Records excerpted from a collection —
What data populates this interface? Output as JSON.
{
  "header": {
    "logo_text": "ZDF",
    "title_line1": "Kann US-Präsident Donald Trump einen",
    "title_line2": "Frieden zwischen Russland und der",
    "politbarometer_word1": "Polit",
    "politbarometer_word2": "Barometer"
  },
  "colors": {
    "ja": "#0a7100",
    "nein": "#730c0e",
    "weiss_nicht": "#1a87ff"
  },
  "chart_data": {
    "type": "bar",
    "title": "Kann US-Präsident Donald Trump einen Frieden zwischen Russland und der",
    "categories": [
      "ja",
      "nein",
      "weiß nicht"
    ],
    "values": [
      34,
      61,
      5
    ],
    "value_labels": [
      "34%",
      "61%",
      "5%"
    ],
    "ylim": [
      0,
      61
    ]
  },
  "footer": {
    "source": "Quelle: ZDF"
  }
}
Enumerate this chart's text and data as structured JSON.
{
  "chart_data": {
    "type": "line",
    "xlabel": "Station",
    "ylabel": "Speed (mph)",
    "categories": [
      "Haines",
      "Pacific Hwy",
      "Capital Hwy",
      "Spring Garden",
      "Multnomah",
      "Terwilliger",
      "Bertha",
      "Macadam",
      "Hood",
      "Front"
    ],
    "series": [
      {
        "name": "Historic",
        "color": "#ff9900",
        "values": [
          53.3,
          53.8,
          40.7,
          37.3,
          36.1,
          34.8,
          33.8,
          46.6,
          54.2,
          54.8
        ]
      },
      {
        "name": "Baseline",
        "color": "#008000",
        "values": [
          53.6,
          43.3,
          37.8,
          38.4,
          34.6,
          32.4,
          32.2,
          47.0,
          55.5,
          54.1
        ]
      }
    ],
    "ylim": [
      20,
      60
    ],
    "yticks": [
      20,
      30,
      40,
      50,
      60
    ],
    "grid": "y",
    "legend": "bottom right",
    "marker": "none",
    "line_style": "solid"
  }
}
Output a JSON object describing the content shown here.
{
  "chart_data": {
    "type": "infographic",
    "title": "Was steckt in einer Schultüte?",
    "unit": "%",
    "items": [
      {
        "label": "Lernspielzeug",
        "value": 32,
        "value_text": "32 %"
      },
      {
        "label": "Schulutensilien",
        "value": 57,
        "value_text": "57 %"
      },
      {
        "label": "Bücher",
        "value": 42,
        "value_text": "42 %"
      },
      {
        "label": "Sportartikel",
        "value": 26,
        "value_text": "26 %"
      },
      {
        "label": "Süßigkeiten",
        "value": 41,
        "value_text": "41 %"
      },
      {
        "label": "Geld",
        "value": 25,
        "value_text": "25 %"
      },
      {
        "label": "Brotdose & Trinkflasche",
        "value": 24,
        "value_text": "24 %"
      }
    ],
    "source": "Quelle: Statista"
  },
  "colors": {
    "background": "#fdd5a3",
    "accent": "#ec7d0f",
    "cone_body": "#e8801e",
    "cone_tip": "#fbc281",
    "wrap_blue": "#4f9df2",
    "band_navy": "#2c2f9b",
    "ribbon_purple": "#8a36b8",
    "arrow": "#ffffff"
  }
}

The exercise — Return each line in the records that holds the string "source".

Worked solution —
    "source": "Quelle: ZDF"
    "source": "Quelle: Statista"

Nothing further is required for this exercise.